YOUR TASK: Exactly as written, please set down all of the entries again, with no pictures.
====================
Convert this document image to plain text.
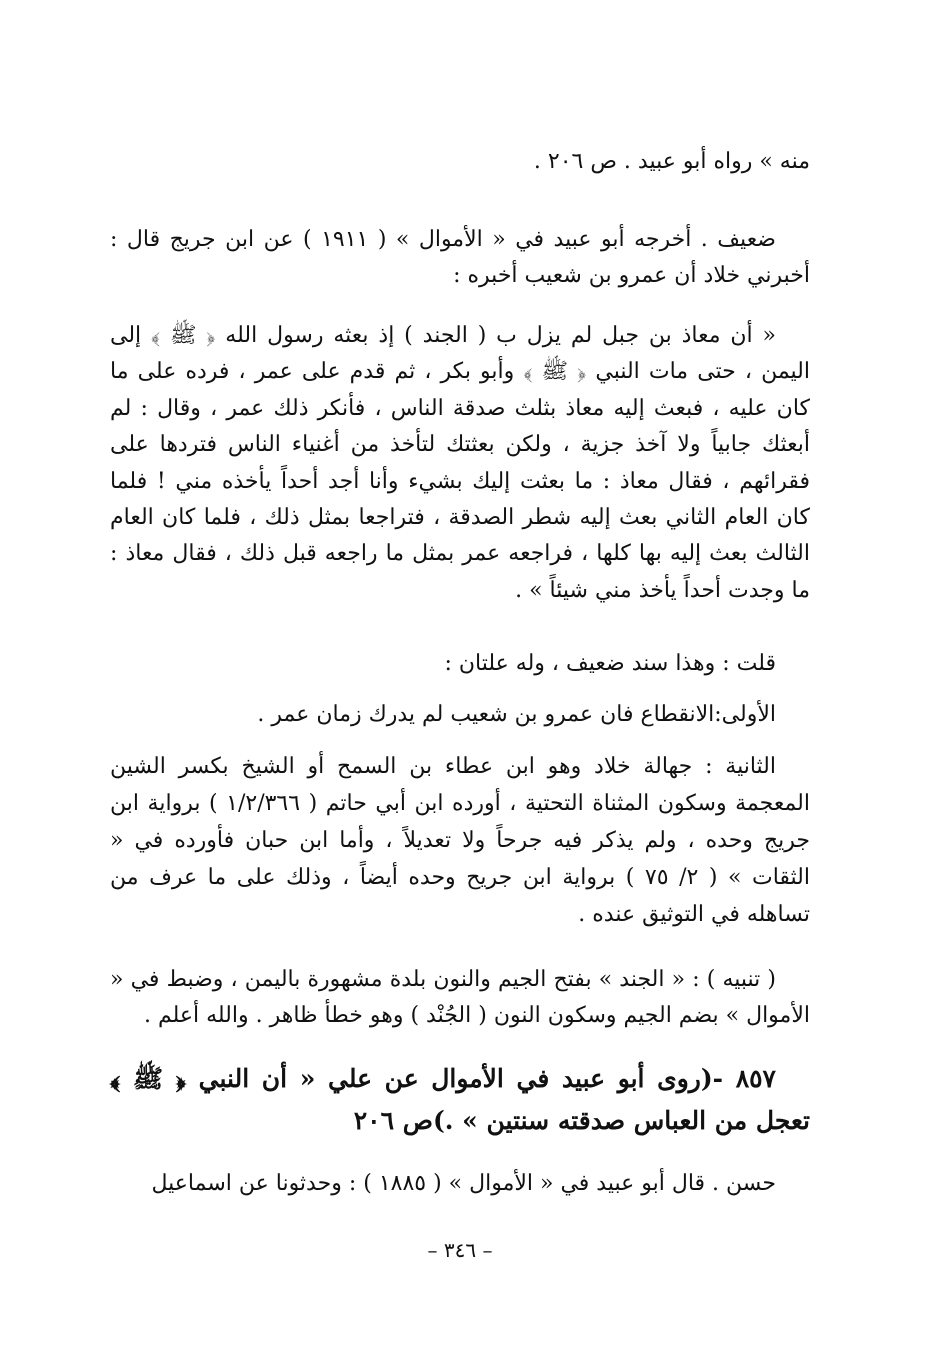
منه » رواه أبو عبيد . ص ٢٠٦ .
ضعيف . أخرجه أبو عبيد في « الأموال » ( ١٩١١ ) عن ابن جريج قال : أخبرني خلاد أن عمرو بن شعيب أخبره :
« أن معاذ بن جبل لم يزل ب ( الجند ) إذ بعثه رسول الله ﴿ ﷺ ﴾ إلى اليمن ، حتى مات النبي ﴿ ﷺ ﴾ وأبو بكر ، ثم قدم على عمر ، فرده على ما كان عليه ، فبعث إليه معاذ بثلث صدقة الناس ، فأنكر ذلك عمر ، وقال : لم أبعثك جابياً ولا آخذ جزية ، ولكن بعثتك لتأخذ من أغنياء الناس فتردها على فقرائهم ، فقال معاذ : ما بعثت إليك بشيء وأنا أجد أحداً يأخذه مني ! فلما كان العام الثاني بعث إليه شطر الصدقة ، فتراجعا بمثل ذلك ، فلما كان العام الثالث بعث إليه بها كلها ، فراجعه عمر بمثل ما راجعه قبل ذلك ، فقال معاذ : ما وجدت أحداً يأخذ مني شيئاً » .
قلت : وهذا سند ضعيف ، وله علتان :
الأولى:الانقطاع فان عمرو بن شعيب لم يدرك زمان عمر .
الثانية : جهالة خلاد وهو ابن عطاء بن السمح أو الشيخ بكسر الشين المعجمة وسكون المثناة التحتية ، أورده ابن أبي حاتم ( ١/٢/٣٦٦ ) برواية ابن جريج وحده ، ولم يذكر فيه جرحاً ولا تعديلاً ، وأما ابن حبان فأورده في « الثقات » ( ٢/ ٧٥ ) برواية ابن جريح وحده أيضاً ، وذلك على ما عرف من تساهله في التوثيق عنده .
( تنبيه ) : « الجند » بفتح الجيم والنون بلدة مشهورة باليمن ، وضبط في « الأموال » بضم الجيم وسكون النون ( الجُنْد ) وهو خطأ ظاهر . والله أعلم .
٨٥٧ -(روى أبو عبيد في الأموال عن علي « أن النبي ﴿ ﷺ ﴾ تعجل من العباس صدقته سنتين » .)ص ٢٠٦
حسن . قال أبو عبيد في « الأموال » ( ١٨٨٥ ) : وحدثونا عن اسماعيل
– ٣٤٦ –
====================
ANSWER TO THIS TASK:
Convert this document image to plain text.
منه » رواه أبو عبيد . ص ٢٠٦ .
ضعيف . أخرجه أبو عبيد في « الأموال » ( ١٩١١ ) عن ابن جريج قال : أخبرني خلاد أن عمرو بن شعيب أخبره :
« أن معاذ بن جبل لم يزل ب ( الجند ) إذ بعثه رسول الله ﴿ ﷺ ﴾ إلى اليمن ، حتى مات النبي ﴿ ﷺ ﴾ وأبو بكر ، ثم قدم على عمر ، فرده على ما كان عليه ، فبعث إليه معاذ بثلث صدقة الناس ، فأنكر ذلك عمر ، وقال : لم أبعثك جابياً ولا آخذ جزية ، ولكن بعثتك لتأخذ من أغنياء الناس فتردها على فقرائهم ، فقال معاذ : ما بعثت إليك بشيء وأنا أجد أحداً يأخذه مني ! فلما كان العام الثاني بعث إليه شطر الصدقة ، فتراجعا بمثل ذلك ، فلما كان العام الثالث بعث إليه بها كلها ، فراجعه عمر بمثل ما راجعه قبل ذلك ، فقال معاذ : ما وجدت أحداً يأخذ مني شيئاً » .
قلت : وهذا سند ضعيف ، وله علتان :
الأولى:الانقطاع فان عمرو بن شعيب لم يدرك زمان عمر .
الثانية : جهالة خلاد وهو ابن عطاء بن السمح أو الشيخ بكسر الشين المعجمة وسكون المثناة التحتية ، أورده ابن أبي حاتم ( ١/٢/٣٦٦ ) برواية ابن جريج وحده ، ولم يذكر فيه جرحاً ولا تعديلاً ، وأما ابن حبان فأورده في « الثقات » ( ٢/ ٧٥ ) برواية ابن جريح وحده أيضاً ، وذلك على ما عرف من تساهله في التوثيق عنده .
( تنبيه ) : « الجند » بفتح الجيم والنون بلدة مشهورة باليمن ، وضبط في « الأموال » بضم الجيم وسكون النون ( الجُنْد ) وهو خطأ ظاهر . والله أعلم .
٨٥٧ -(روى أبو عبيد في الأموال عن علي « أن النبي ﴿ ﷺ ﴾ تعجل من العباس صدقته سنتين » .)ص ٢٠٦
حسن . قال أبو عبيد في « الأموال » ( ١٨٨٥ ) : وحدثونا عن اسماعيل
– ٣٤٦ –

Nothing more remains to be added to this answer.